_What is expected_
Copy each of the following rows word for word.

_Extracted entries_
------------------------------------------------------------------------

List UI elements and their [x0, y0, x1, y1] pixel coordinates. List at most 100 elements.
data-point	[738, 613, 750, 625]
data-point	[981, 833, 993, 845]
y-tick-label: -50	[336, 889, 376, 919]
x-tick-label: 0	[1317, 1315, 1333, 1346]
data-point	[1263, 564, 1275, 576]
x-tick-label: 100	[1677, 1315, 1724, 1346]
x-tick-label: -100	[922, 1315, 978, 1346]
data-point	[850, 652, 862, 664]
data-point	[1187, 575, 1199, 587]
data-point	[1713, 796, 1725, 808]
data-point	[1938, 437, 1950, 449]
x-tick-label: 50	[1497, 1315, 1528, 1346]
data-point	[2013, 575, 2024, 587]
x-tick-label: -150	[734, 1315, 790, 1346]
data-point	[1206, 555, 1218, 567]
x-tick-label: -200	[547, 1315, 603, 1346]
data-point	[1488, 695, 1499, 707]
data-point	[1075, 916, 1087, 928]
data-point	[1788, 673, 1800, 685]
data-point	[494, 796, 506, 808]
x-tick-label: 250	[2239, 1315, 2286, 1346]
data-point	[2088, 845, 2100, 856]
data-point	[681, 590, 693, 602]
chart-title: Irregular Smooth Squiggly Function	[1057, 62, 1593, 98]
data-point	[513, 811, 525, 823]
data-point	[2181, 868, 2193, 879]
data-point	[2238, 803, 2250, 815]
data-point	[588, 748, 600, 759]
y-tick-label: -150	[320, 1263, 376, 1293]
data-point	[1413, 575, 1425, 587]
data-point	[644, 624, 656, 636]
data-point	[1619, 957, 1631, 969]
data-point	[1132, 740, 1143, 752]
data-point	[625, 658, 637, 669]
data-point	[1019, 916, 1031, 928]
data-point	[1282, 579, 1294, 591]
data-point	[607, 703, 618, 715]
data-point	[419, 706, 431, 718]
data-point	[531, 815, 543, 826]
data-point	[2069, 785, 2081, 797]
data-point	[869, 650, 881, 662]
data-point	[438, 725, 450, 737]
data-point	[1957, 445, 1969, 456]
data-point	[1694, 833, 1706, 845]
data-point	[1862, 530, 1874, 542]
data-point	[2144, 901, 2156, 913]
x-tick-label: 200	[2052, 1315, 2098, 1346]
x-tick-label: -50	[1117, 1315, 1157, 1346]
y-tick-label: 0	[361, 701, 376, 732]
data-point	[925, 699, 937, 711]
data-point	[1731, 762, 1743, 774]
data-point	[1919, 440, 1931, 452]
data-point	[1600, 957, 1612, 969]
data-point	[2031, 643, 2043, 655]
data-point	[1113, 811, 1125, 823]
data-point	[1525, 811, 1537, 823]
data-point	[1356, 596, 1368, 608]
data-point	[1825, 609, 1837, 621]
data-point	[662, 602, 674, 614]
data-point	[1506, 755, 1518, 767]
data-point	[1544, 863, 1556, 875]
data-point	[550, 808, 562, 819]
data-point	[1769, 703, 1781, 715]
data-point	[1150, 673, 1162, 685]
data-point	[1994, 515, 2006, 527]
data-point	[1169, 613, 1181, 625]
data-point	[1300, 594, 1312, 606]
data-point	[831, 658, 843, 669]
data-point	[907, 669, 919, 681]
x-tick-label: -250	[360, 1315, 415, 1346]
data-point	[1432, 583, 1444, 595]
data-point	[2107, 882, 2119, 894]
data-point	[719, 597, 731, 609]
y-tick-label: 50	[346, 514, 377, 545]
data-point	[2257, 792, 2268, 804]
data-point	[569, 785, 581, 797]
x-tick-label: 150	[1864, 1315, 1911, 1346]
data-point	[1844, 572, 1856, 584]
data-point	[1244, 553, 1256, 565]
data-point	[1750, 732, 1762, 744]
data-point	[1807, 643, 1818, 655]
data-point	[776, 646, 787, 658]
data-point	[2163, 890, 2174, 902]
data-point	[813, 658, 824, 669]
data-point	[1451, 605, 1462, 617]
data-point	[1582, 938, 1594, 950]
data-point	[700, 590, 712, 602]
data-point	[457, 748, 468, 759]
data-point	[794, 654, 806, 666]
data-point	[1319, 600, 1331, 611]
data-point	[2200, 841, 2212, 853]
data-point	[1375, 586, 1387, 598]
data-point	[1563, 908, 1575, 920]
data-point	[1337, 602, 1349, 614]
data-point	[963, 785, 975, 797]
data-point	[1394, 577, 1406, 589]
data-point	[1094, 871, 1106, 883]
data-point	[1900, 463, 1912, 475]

------------------------------------------------------------------------

_Result below_
List UI elements and their [x0, y0, x1, y1] pixel coordinates. List at most 100 elements.
data-point	[738, 613, 750, 625]
data-point	[981, 833, 993, 845]
y-tick-label: -50	[336, 889, 376, 919]
x-tick-label: 0	[1317, 1315, 1333, 1346]
data-point	[1263, 564, 1275, 576]
x-tick-label: 100	[1677, 1315, 1724, 1346]
x-tick-label: -100	[922, 1315, 978, 1346]
data-point	[850, 652, 862, 664]
data-point	[1187, 575, 1199, 587]
data-point	[1713, 796, 1725, 808]
data-point	[1938, 437, 1950, 449]
x-tick-label: 50	[1497, 1315, 1528, 1346]
data-point	[2013, 575, 2024, 587]
x-tick-label: -150	[734, 1315, 790, 1346]
data-point	[1206, 555, 1218, 567]
x-tick-label: -200	[547, 1315, 603, 1346]
data-point	[1488, 695, 1499, 707]
data-point	[1075, 916, 1087, 928]
data-point	[1788, 673, 1800, 685]
data-point	[494, 796, 506, 808]
x-tick-label: 250	[2239, 1315, 2286, 1346]
data-point	[2088, 845, 2100, 856]
data-point	[681, 590, 693, 602]
chart-title: Irregular Smooth Squiggly Function	[1057, 62, 1593, 98]
data-point	[513, 811, 525, 823]
data-point	[2181, 868, 2193, 879]
data-point	[2238, 803, 2250, 815]
data-point	[588, 748, 600, 759]
y-tick-label: -150	[320, 1263, 376, 1293]
data-point	[1413, 575, 1425, 587]
data-point	[644, 624, 656, 636]
data-point	[1619, 957, 1631, 969]
data-point	[1132, 740, 1143, 752]
data-point	[625, 658, 637, 669]
data-point	[1019, 916, 1031, 928]
data-point	[1282, 579, 1294, 591]
data-point	[607, 703, 618, 715]
data-point	[419, 706, 431, 718]
data-point	[531, 815, 543, 826]
data-point	[2069, 785, 2081, 797]
data-point	[869, 650, 881, 662]
data-point	[438, 725, 450, 737]
data-point	[1957, 445, 1969, 456]
data-point	[1694, 833, 1706, 845]
data-point	[1862, 530, 1874, 542]
data-point	[2144, 901, 2156, 913]
x-tick-label: 200	[2052, 1315, 2098, 1346]
x-tick-label: -50	[1117, 1315, 1157, 1346]
y-tick-label: 0	[361, 701, 376, 732]
data-point	[925, 699, 937, 711]
data-point	[1731, 762, 1743, 774]
data-point	[1919, 440, 1931, 452]
data-point	[1600, 957, 1612, 969]
data-point	[2031, 643, 2043, 655]
data-point	[1113, 811, 1125, 823]
data-point	[1525, 811, 1537, 823]
data-point	[1356, 596, 1368, 608]
data-point	[1825, 609, 1837, 621]
data-point	[662, 602, 674, 614]
data-point	[1506, 755, 1518, 767]
data-point	[1544, 863, 1556, 875]
data-point	[550, 808, 562, 819]
data-point	[1769, 703, 1781, 715]
data-point	[1150, 673, 1162, 685]
data-point	[1994, 515, 2006, 527]
data-point	[1169, 613, 1181, 625]
data-point	[1300, 594, 1312, 606]
data-point	[831, 658, 843, 669]
data-point	[907, 669, 919, 681]
x-tick-label: -250	[360, 1315, 415, 1346]
data-point	[1432, 583, 1444, 595]
data-point	[2107, 882, 2119, 894]
data-point	[719, 597, 731, 609]
y-tick-label: 50	[346, 514, 377, 545]
data-point	[2257, 792, 2268, 804]
data-point	[569, 785, 581, 797]
x-tick-label: 150	[1864, 1315, 1911, 1346]
data-point	[1844, 572, 1856, 584]
data-point	[1244, 553, 1256, 565]
data-point	[1750, 732, 1762, 744]
data-point	[1807, 643, 1818, 655]
data-point	[776, 646, 787, 658]
data-point	[2163, 890, 2174, 902]
data-point	[813, 658, 824, 669]
data-point	[1451, 605, 1462, 617]
data-point	[1582, 938, 1594, 950]
data-point	[700, 590, 712, 602]
data-point	[457, 748, 468, 759]
data-point	[794, 654, 806, 666]
data-point	[1319, 600, 1331, 611]
data-point	[2200, 841, 2212, 853]
data-point	[1375, 586, 1387, 598]
data-point	[1563, 908, 1575, 920]
data-point	[1337, 602, 1349, 614]
data-point	[963, 785, 975, 797]
data-point	[1394, 577, 1406, 589]
data-point	[1094, 871, 1106, 883]
data-point	[1900, 463, 1912, 475]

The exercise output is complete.